**INFORMATION GIVEN**
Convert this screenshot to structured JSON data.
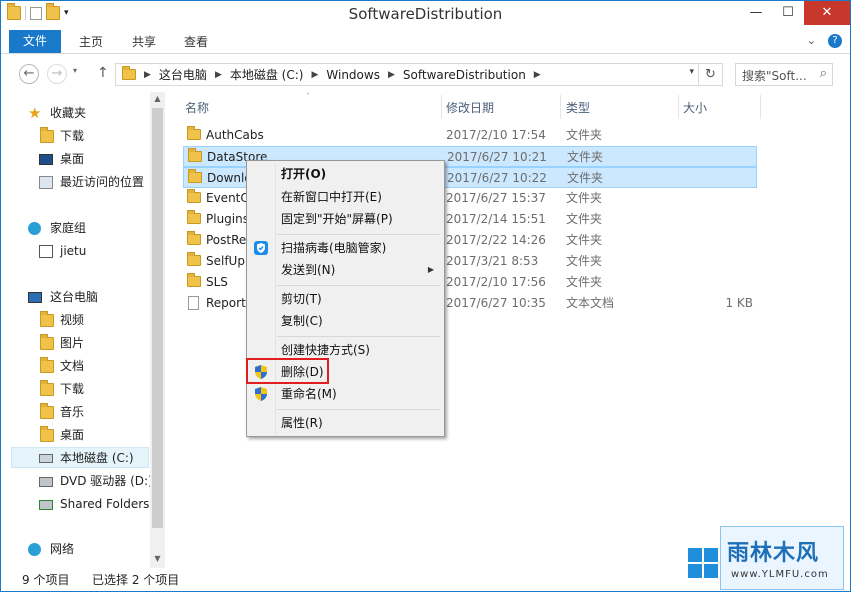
{
  "window": {
    "title": "SoftwareDistribution",
    "controls": {
      "minimize": "—",
      "maximize": "☐",
      "close": "✕"
    }
  },
  "ribbon": {
    "tabs": [
      "文件",
      "主页",
      "共享",
      "查看"
    ],
    "right": {
      "expand": "⌄",
      "help": "?"
    }
  },
  "address_bar": {
    "back": "←",
    "forward": "→",
    "up": "↑",
    "segments": [
      "这台电脑",
      "本地磁盘 (C:)",
      "Windows",
      "SoftwareDistribution"
    ],
    "search_placeholder": "搜索\"Soft...",
    "search_icon": "⌕",
    "refresh_icon": "↻"
  },
  "nav_pane": {
    "items": [
      {
        "label": "收藏夹",
        "icon": "star-icon"
      },
      {
        "label": "下载",
        "icon": "downloads-folder-icon"
      },
      {
        "label": "桌面",
        "icon": "desktop-icon"
      },
      {
        "label": "最近访问的位置",
        "icon": "recent-places-icon"
      },
      {
        "label": "家庭组",
        "icon": "homegroup-icon"
      },
      {
        "label": "jietu",
        "icon": "user-icon"
      },
      {
        "label": "这台电脑",
        "icon": "computer-icon"
      },
      {
        "label": "视频",
        "icon": "videos-folder-icon"
      },
      {
        "label": "图片",
        "icon": "pictures-folder-icon"
      },
      {
        "label": "文档",
        "icon": "documents-folder-icon"
      },
      {
        "label": "下载",
        "icon": "downloads-folder-icon"
      },
      {
        "label": "音乐",
        "icon": "music-folder-icon"
      },
      {
        "label": "桌面",
        "icon": "desktop-folder-icon"
      },
      {
        "label": "本地磁盘 (C:)",
        "icon": "local-disk-icon"
      },
      {
        "label": "DVD 驱动器 (D:)",
        "icon": "dvd-drive-icon"
      },
      {
        "label": "Shared Folders",
        "icon": "network-drive-icon"
      },
      {
        "label": "网络",
        "icon": "network-icon"
      }
    ]
  },
  "file_list": {
    "columns": [
      "名称",
      "修改日期",
      "类型",
      "大小"
    ],
    "rows": [
      {
        "name": "AuthCabs",
        "date": "2017/2/10 17:54",
        "type": "文件夹",
        "size": ""
      },
      {
        "name": "DataStore",
        "date": "2017/6/27 10:21",
        "type": "文件夹",
        "size": ""
      },
      {
        "name": "Downlo",
        "date": "2017/6/27 10:22",
        "type": "文件夹",
        "size": ""
      },
      {
        "name": "EventC",
        "date": "2017/6/27 15:37",
        "type": "文件夹",
        "size": ""
      },
      {
        "name": "Plugins",
        "date": "2017/2/14 15:51",
        "type": "文件夹",
        "size": ""
      },
      {
        "name": "PostRe",
        "date": "2017/2/22 14:26",
        "type": "文件夹",
        "size": ""
      },
      {
        "name": "SelfUp",
        "date": "2017/3/21 8:53",
        "type": "文件夹",
        "size": ""
      },
      {
        "name": "SLS",
        "date": "2017/2/10 17:56",
        "type": "文件夹",
        "size": ""
      },
      {
        "name": "Report",
        "date": "2017/6/27 10:35",
        "type": "文本文档",
        "size": "1 KB"
      }
    ]
  },
  "context_menu": {
    "items": [
      {
        "label": "打开(O)"
      },
      {
        "label": "在新窗口中打开(E)"
      },
      {
        "label": "固定到\"开始\"屏幕(P)"
      },
      {
        "label": "扫描病毒(电脑管家)"
      },
      {
        "label": "发送到(N)"
      },
      {
        "label": "剪切(T)"
      },
      {
        "label": "复制(C)"
      },
      {
        "label": "创建快捷方式(S)"
      },
      {
        "label": "删除(D)"
      },
      {
        "label": "重命名(M)"
      },
      {
        "label": "属性(R)"
      }
    ],
    "submenu_arrow": "▶"
  },
  "status_bar": {
    "count": "9 个项目",
    "selection": "已选择 2 个项目"
  },
  "watermark": {
    "brand": "雨林木风",
    "url": "www.YLMFU.com"
  },
  "colors": {
    "accent": "#1979ca",
    "selection": "#cce8ff",
    "highlight_box": "#e02020",
    "folder": "#f1c24a"
  }
}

**PROBLEM DESCRIPTION**
Scan the listing above and identify each line holding the string "SoftwareDistribution"; copy every such line.

**EXERCISE RESPONSE**
    "title": "SoftwareDistribution",
      "SoftwareDistribution"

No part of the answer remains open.